= What to do =
Return all of the entries exactly, with nothing added or left out.

= Given records =
===
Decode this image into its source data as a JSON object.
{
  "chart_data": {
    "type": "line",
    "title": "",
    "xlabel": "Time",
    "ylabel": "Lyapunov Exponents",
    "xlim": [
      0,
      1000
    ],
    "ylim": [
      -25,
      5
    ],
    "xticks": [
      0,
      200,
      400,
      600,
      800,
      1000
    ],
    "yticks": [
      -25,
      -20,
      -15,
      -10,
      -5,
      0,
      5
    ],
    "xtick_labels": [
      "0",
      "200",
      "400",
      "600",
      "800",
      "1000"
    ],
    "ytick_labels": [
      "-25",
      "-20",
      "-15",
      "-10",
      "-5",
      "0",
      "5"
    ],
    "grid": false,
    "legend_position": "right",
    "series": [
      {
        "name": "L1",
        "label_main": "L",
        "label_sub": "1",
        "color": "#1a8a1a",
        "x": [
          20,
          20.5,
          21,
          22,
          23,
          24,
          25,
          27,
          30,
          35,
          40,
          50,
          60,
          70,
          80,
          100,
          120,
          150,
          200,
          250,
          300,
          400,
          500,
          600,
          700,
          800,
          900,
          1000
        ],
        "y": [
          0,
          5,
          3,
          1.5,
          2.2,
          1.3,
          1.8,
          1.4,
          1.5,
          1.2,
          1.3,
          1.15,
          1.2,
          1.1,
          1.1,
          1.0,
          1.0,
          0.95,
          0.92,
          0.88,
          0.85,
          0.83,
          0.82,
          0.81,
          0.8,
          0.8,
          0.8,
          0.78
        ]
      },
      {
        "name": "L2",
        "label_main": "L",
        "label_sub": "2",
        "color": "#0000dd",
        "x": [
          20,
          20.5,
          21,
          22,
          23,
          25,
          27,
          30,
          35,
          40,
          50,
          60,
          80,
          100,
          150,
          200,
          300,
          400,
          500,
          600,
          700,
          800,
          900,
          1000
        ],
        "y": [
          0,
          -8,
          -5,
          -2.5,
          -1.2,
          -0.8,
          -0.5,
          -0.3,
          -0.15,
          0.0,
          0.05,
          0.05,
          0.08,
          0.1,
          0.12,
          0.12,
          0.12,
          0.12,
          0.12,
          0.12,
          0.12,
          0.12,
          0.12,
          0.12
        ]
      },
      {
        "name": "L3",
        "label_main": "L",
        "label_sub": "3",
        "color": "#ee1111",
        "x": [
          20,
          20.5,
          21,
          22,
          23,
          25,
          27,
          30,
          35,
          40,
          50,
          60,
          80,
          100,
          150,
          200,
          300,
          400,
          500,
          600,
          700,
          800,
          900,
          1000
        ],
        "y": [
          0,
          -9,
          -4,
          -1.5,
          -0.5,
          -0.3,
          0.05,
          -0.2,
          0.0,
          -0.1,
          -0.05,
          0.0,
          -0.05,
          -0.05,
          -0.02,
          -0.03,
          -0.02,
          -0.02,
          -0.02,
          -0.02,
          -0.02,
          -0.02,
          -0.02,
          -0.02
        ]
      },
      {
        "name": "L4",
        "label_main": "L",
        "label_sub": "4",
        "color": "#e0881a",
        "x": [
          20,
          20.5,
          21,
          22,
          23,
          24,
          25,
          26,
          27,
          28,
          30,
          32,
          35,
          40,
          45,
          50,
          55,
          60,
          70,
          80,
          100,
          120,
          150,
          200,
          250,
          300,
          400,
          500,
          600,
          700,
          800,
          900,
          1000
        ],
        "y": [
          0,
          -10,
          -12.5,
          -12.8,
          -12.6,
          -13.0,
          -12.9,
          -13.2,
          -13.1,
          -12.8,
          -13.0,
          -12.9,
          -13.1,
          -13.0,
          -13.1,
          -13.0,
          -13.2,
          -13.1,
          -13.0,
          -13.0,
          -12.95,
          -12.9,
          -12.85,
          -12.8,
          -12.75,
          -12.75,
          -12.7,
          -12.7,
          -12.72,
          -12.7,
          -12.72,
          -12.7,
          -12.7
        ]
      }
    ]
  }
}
===
= Solution =
Decode this image into its source data as a JSON object.
{
  "chart_data": {
    "type": "line",
    "title": "",
    "xlabel": "Time",
    "ylabel": "Lyapunov Exponents",
    "xlim": [
      0,
      1000
    ],
    "ylim": [
      -25,
      5
    ],
    "xticks": [
      0,
      200,
      400,
      600,
      800,
      1000
    ],
    "yticks": [
      -25,
      -20,
      -15,
      -10,
      -5,
      0,
      5
    ],
    "xtick_labels": [
      "0",
      "200",
      "400",
      "600",
      "800",
      "1000"
    ],
    "ytick_labels": [
      "-25",
      "-20",
      "-15",
      "-10",
      "-5",
      "0",
      "5"
    ],
    "grid": false,
    "legend_position": "right",
    "series": [
      {
        "name": "L1",
        "label_main": "L",
        "label_sub": "1",
        "color": "#1a8a1a",
        "x": [
          20,
          20.5,
          21,
          22,
          23,
          24,
          25,
          27,
          30,
          35,
          40,
          50,
          60,
          70,
          80,
          100,
          120,
          150,
          200,
          250,
          300,
          400,
          500,
          600,
          700,
          800,
          900,
          1000
        ],
        "y": [
          0,
          5,
          3,
          1.5,
          2.2,
          1.3,
          1.8,
          1.4,
          1.5,
          1.2,
          1.3,
          1.15,
          1.2,
          1.1,
          1.1,
          1.0,
          1.0,
          0.95,
          0.92,
          0.88,
          0.85,
          0.83,
          0.82,
          0.81,
          0.8,
          0.8,
          0.8,
          0.78
        ]
      },
      {
        "name": "L2",
        "label_main": "L",
        "label_sub": "2",
        "color": "#0000dd",
        "x": [
          20,
          20.5,
          21,
          22,
          23,
          25,
          27,
          30,
          35,
          40,
          50,
          60,
          80,
          100,
          150,
          200,
          300,
          400,
          500,
          600,
          700,
          800,
          900,
          1000
        ],
        "y": [
          0,
          -8,
          -5,
          -2.5,
          -1.2,
          -0.8,
          -0.5,
          -0.3,
          -0.15,
          0.0,
          0.05,
          0.05,
          0.08,
          0.1,
          0.12,
          0.12,
          0.12,
          0.12,
          0.12,
          0.12,
          0.12,
          0.12,
          0.12,
          0.12
        ]
      },
      {
        "name": "L3",
        "label_main": "L",
        "label_sub": "3",
        "color": "#ee1111",
        "x": [
          20,
          20.5,
          21,
          22,
          23,
          25,
          27,
          30,
          35,
          40,
          50,
          60,
          80,
          100,
          150,
          200,
          300,
          400,
          500,
          600,
          700,
          800,
          900,
          1000
        ],
        "y": [
          0,
          -9,
          -4,
          -1.5,
          -0.5,
          -0.3,
          0.05,
          -0.2,
          0.0,
          -0.1,
          -0.05,
          0.0,
          -0.05,
          -0.05,
          -0.02,
          -0.03,
          -0.02,
          -0.02,
          -0.02,
          -0.02,
          -0.02,
          -0.02,
          -0.02,
          -0.02
        ]
      },
      {
        "name": "L4",
        "label_main": "L",
        "label_sub": "4",
        "color": "#e0881a",
        "x": [
          20,
          20.5,
          21,
          22,
          23,
          24,
          25,
          26,
          27,
          28,
          30,
          32,
          35,
          40,
          45,
          50,
          55,
          60,
          70,
          80,
          100,
          120,
          150,
          200,
          250,
          300,
          400,
          500,
          600,
          700,
          800,
          900,
          1000
        ],
        "y": [
          0,
          -10,
          -12.5,
          -12.8,
          -12.6,
          -13.0,
          -12.9,
          -13.2,
          -13.1,
          -12.8,
          -13.0,
          -12.9,
          -13.1,
          -13.0,
          -13.1,
          -13.0,
          -13.2,
          -13.1,
          -13.0,
          -13.0,
          -12.95,
          -12.9,
          -12.85,
          -12.8,
          -12.75,
          -12.75,
          -12.7,
          -12.7,
          -12.72,
          -12.7,
          -12.72,
          -12.7,
          -12.7
        ]
      }
    ]
  }
}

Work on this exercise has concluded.